-- BEGIN RECORDS SHOWN --

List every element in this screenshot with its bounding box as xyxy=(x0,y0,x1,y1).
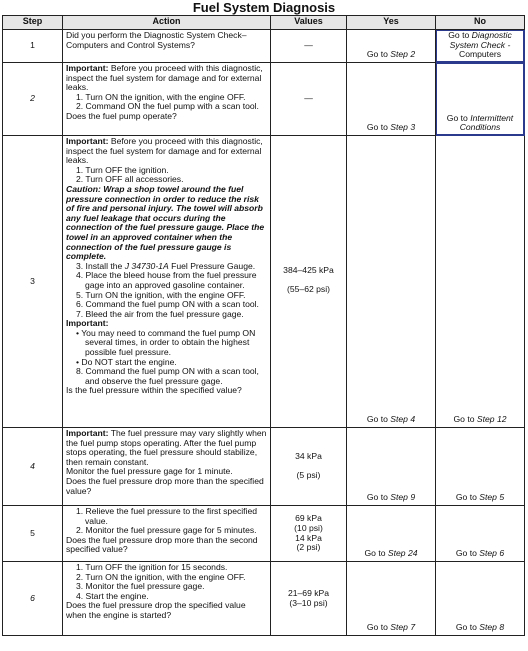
no-cell[interactable] xyxy=(436,562,525,636)
action-step: 2. Turn ON the ignition, with the engine OFF. xyxy=(76,571,246,582)
action-step: 4. Start the engine. xyxy=(76,590,149,601)
header-action: Action xyxy=(63,16,271,30)
no-cell[interactable] xyxy=(436,30,525,63)
page-title: Fuel System Diagnosis xyxy=(192,0,336,15)
important-note xyxy=(66,64,267,93)
goto-prefix: Go to xyxy=(366,414,391,425)
table-row xyxy=(3,428,525,506)
important-label: Important: xyxy=(66,428,109,438)
value-kpa: 34 kPa xyxy=(295,451,322,462)
caution-note: Caution: Wrap a shop towel around the fuel pressure connection in order to reduce the risk of fire and personal injury. The towel will absorb any fuel leakage that occurs during the connection of the fuel pressure gauge. Place the towel in an approved container when the connection of the fuel pressure gauge is complete. xyxy=(66,183,265,262)
values-cell xyxy=(271,428,347,506)
action-step: 2. Monitor the fuel pressure gage for 5 minutes. xyxy=(76,525,257,536)
diagnosis-table xyxy=(2,15,525,636)
action-step: 3. Monitor the fuel pressure gage. xyxy=(76,581,205,592)
step-number: 1 xyxy=(3,30,63,63)
goto-prefix: Go to xyxy=(455,622,480,633)
goto-prefix: Go to xyxy=(366,492,391,503)
value-psi: (5 psi) xyxy=(296,470,321,481)
goto-link[interactable]: Step 9 xyxy=(390,492,416,503)
header-values: Values xyxy=(271,16,347,30)
install-suffix: Fuel Pressure Gauge. xyxy=(168,260,256,271)
goto-link[interactable]: Step 2 xyxy=(390,49,416,60)
goto-prefix: Go to xyxy=(364,548,388,559)
yes-cell[interactable] xyxy=(347,136,436,428)
goto-link-suffix: Computers xyxy=(458,49,502,60)
table-row xyxy=(3,30,525,63)
value-psi: (10 psi) xyxy=(294,522,323,533)
important-label: Important: xyxy=(66,318,109,329)
no-cell[interactable] xyxy=(436,63,525,136)
goto-prefix: Go to xyxy=(455,492,480,503)
table-row xyxy=(3,63,525,136)
action-step: 1. Turn OFF the ignition for 15 seconds. xyxy=(76,562,228,572)
bullet-item: • Do NOT start the engine. xyxy=(76,356,177,367)
question-text: Does the fuel pressure drop more than the specified value? xyxy=(66,475,264,496)
question-text: Did you perform the Diagnostic System Check–Computers and Control Systems? xyxy=(66,30,247,50)
step-number: 6 xyxy=(3,562,63,636)
action-step: 7. Bleed the air from the fuel pressure gage. xyxy=(76,308,244,319)
goto-prefix: Go to xyxy=(453,414,477,425)
bullet-item: • You may need to command the fuel pump ON several times, in order to obtain the highest possible fuel pressure. xyxy=(76,327,256,358)
goto-prefix: Go to xyxy=(366,49,391,60)
step-number: 2 xyxy=(3,63,63,136)
action-cell xyxy=(63,428,271,506)
values-cell: — xyxy=(271,30,347,63)
action-step: 4. Place the bleed house from the fuel pressure gage into an approved gasoline container. xyxy=(76,270,257,290)
values-cell: — xyxy=(271,63,347,136)
action-step: 1. Relieve the fuel pressure to the first specified value. xyxy=(76,506,258,526)
question-text: Does the fuel pressure drop more than the second specified value? xyxy=(66,534,258,555)
yes-cell[interactable] xyxy=(347,506,436,562)
goto-link[interactable]: Step 4 xyxy=(390,414,416,425)
important-label: Important: xyxy=(66,136,109,146)
step-number: 3 xyxy=(3,136,63,428)
goto-link[interactable]: Step 8 xyxy=(479,622,505,633)
goto-prefix: Go to xyxy=(448,30,472,40)
action-text: Monitor the fuel pressure gage for 1 minute. xyxy=(66,466,233,477)
goto-link[interactable]: Step 7 xyxy=(390,622,416,633)
step-number: 4 xyxy=(3,428,63,506)
question-text: Is the fuel pressure within the specified value? xyxy=(66,385,242,396)
value-psi: (55–62 psi) xyxy=(287,284,330,295)
goto-link[interactable]: Step 24 xyxy=(387,548,418,559)
goto-link[interactable]: Step 6 xyxy=(479,548,505,559)
question-text: Does the fuel pressure drop the specified value when the engine is started? xyxy=(66,600,246,620)
value-psi: (3–10 psi) xyxy=(289,597,328,608)
header-step: Step xyxy=(3,16,63,30)
goto-link[interactable]: Step 12 xyxy=(476,414,507,425)
tool-number: J 34730-1A xyxy=(124,260,169,271)
important-text: Before you proceed with this diagnostic, inspect the fuel system for damage and for external leaks. xyxy=(66,63,263,93)
goto-link[interactable]: Step 5 xyxy=(479,492,505,503)
important-note xyxy=(66,137,267,166)
value-psi-2: (2 psi) xyxy=(296,542,321,553)
goto-prefix: Go to xyxy=(446,112,471,123)
action-step: 5. Turn ON the ignition, with the engine OFF. xyxy=(76,289,246,300)
goto-prefix: Go to xyxy=(455,548,480,559)
goto-link[interactable]: Intermittent Conditions xyxy=(459,112,514,133)
action-cell xyxy=(63,63,271,136)
action-cell xyxy=(63,506,271,562)
action-cell xyxy=(63,136,271,428)
question-text: Does the fuel pump operate? xyxy=(66,110,177,121)
no-cell[interactable] xyxy=(436,428,525,506)
goto-link[interactable]: Step 3 xyxy=(390,122,416,133)
values-cell xyxy=(271,506,347,562)
value-kpa: 21–69 kPa xyxy=(287,587,330,598)
action-step: 6. Command the fuel pump ON with a scan tool. xyxy=(76,299,259,310)
values-cell xyxy=(271,562,347,636)
goto-prefix: Go to xyxy=(366,122,391,133)
yes-cell[interactable] xyxy=(347,428,436,506)
action-step: 2. Command ON the fuel pump with a scan tool. xyxy=(76,101,259,112)
action-step: 1. Turn ON the ignition, with the engine OFF. xyxy=(76,91,246,102)
table-header-row xyxy=(3,16,525,30)
goto-link[interactable]: Diagnostic System Check - xyxy=(449,30,512,50)
action-step: 2. Turn OFF all accessories. xyxy=(76,174,184,185)
yes-cell[interactable] xyxy=(347,63,436,136)
step-number: 5 xyxy=(3,506,63,562)
value-kpa: 384–425 kPa xyxy=(283,265,334,275)
yes-cell[interactable] xyxy=(347,562,436,636)
values-cell xyxy=(271,136,347,428)
header-no: No xyxy=(436,16,525,30)
action-step: 1. Turn OFF the ignition. xyxy=(76,164,169,175)
no-cell[interactable] xyxy=(436,136,525,428)
action-cell xyxy=(63,30,271,63)
table-row xyxy=(3,562,525,636)
value-kpa: 69 kPa xyxy=(295,513,322,524)
action-cell xyxy=(63,562,271,636)
table-row xyxy=(3,506,525,562)
value-kpa-2: 14 kPa xyxy=(295,532,322,543)
header-yes: Yes xyxy=(347,16,436,30)
important-text: Before you proceed with this diagnostic, inspect the fuel system for damage and for external leaks. xyxy=(66,136,263,166)
important-text: The fuel pressure may vary slightly when the fuel pump stops operating. After the fuel pump stops operating, the fuel pressure should stabilize, then remain constant. xyxy=(66,428,267,467)
no-cell[interactable] xyxy=(436,506,525,562)
action-step: 8. Command the fuel pump ON with a scan tool, and observe the fuel pressure gage. xyxy=(76,366,259,386)
install-prefix: 3. Install the xyxy=(76,260,125,271)
yes-cell[interactable] xyxy=(347,30,436,63)
table-row xyxy=(3,136,525,428)
goto-prefix: Go to xyxy=(366,622,391,633)
important-label: Important: xyxy=(66,63,109,73)
important-note xyxy=(66,429,267,467)
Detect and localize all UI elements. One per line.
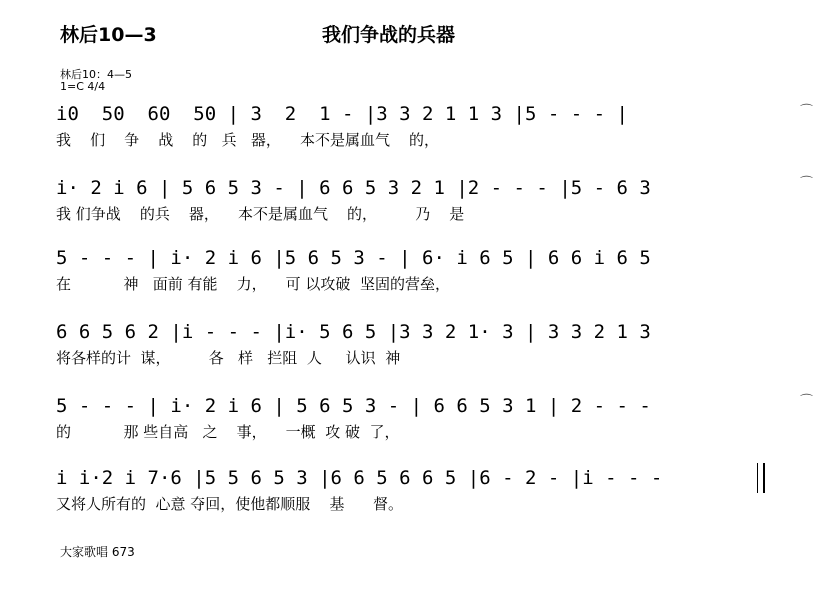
margin-mark: ⌒ xyxy=(800,176,814,191)
notation-line: i· 2 i 6 | 5 6 5 3 - | 6 6 5 3 2 1 |2 - - - |5 - 6 3 xyxy=(56,177,651,199)
notation-line: 5 - - - | i· 2 i 6 |5 6 5 3 - | 6· i 6 5 | 6 6 i 6 5 xyxy=(56,247,651,269)
notation-line: 6 6 5 6 2 |i - - - |i· 5 6 5 |3 3 2 1· 3 | 3 3 2 1 3 xyxy=(56,321,651,343)
key-and-time-signature: 1=C 4/4 xyxy=(60,80,106,93)
staff-system xyxy=(0,394,836,454)
final-barline-thick xyxy=(763,463,765,493)
margin-mark: ⌒ xyxy=(800,104,814,119)
margin-mark: ⌒ xyxy=(800,394,814,409)
verse-reference: 林后10：4—5 xyxy=(60,68,132,81)
song-title: 我们争战的兵器 xyxy=(322,24,456,46)
scripture-reference: 林后10—3 xyxy=(60,24,157,46)
notation-line: i0 50 60 50 | 3 2 1 - |3 3 2 1 1 3 |5 - - - | xyxy=(56,103,628,125)
lyrics-line: 将各样的计 谋， 各 样 拦阻 人 认识 神 xyxy=(56,349,401,367)
final-barline-thin xyxy=(757,463,758,493)
lyrics-line: 的 那 些自高 之 事， 一概 攻 破 了， xyxy=(56,423,400,441)
lyrics-line: 我 们争战 的兵 器， 本不是属血气 的， 乃 是 xyxy=(56,205,465,223)
notation-line: i i·2 i 7·6 |5 5 6 5 3 |6 6 5 6 6 5 |6 - 2 - |i - - - xyxy=(56,467,663,489)
lyrics-line: 又将人所有的 心意 夺回，使他都顺服 基 督。 xyxy=(56,495,403,513)
staff-system xyxy=(0,176,836,236)
source-citation: 大家歌唱 673 xyxy=(60,545,135,559)
notation-line: 5 - - - | i· 2 i 6 | 5 6 5 3 - | 6 6 5 3 1 | 2 - - - xyxy=(56,395,651,417)
staff-system xyxy=(0,466,836,526)
staff-system xyxy=(0,102,836,162)
staff-system xyxy=(0,246,836,306)
staff-system xyxy=(0,320,836,380)
lyrics-line: 在 神 面前 有能 力， 可 以攻破 坚固的营垒， xyxy=(56,275,450,293)
lyrics-line: 我 们 争 战 的 兵 器， 本不是属血气 的， xyxy=(56,131,440,149)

-- END RECORDS SHOWN --

[TASK DESCRIPTION]
Arrange everything in the records from the line containing "margin-mark: ⌒ xyxy=(800,176,814,191)" down to the line containing "lyrics-line: 将各样的计 谋，", both included, as a numbered list with blank lines left out.

[RESPONSE TO THE EXERCISE]
1. margin-mark: ⌒ xyxy=(800,176,814,191)
2. notation-line: i· 2 i 6 | 5 6 5 3 - | 6 6 5 3 2 1 |2 - - - |5 - 6 3 xyxy=(56,177,651,199)
3. notation-line: 5 - - - | i· 2 i 6 |5 6 5 3 - | 6· i 6 5 | 6 6 i 6 5 xyxy=(56,247,651,269)
4. notation-line: 6 6 5 6 2 |i - - - |i· 5 6 5 |3 3 2 1· 3 | 3 3 2 1 3 xyxy=(56,321,651,343)
5. key-and-time-signature: 1=C 4/4 xyxy=(60,80,106,93)
6. staff-system xyxy=(0,394,836,454)
7. final-barline-thick xyxy=(763,463,765,493)
8. margin-mark: ⌒ xyxy=(800,104,814,119)
9. margin-mark: ⌒ xyxy=(800,394,814,409)
10. verse-reference: 林后10：4—5 xyxy=(60,68,132,81)
11. song-title: 我们争战的兵器 xyxy=(322,24,456,46)
12. scripture-reference: 林后10—3 xyxy=(60,24,157,46)
13. notation-line: i0 50 60 50 | 3 2 1 - |3 3 2 1 1 3 |5 - - - | xyxy=(56,103,628,125)
14. lyrics-line: 将各样的计 谋， 各 样 拦阻 人 认识 神 xyxy=(56,349,401,367)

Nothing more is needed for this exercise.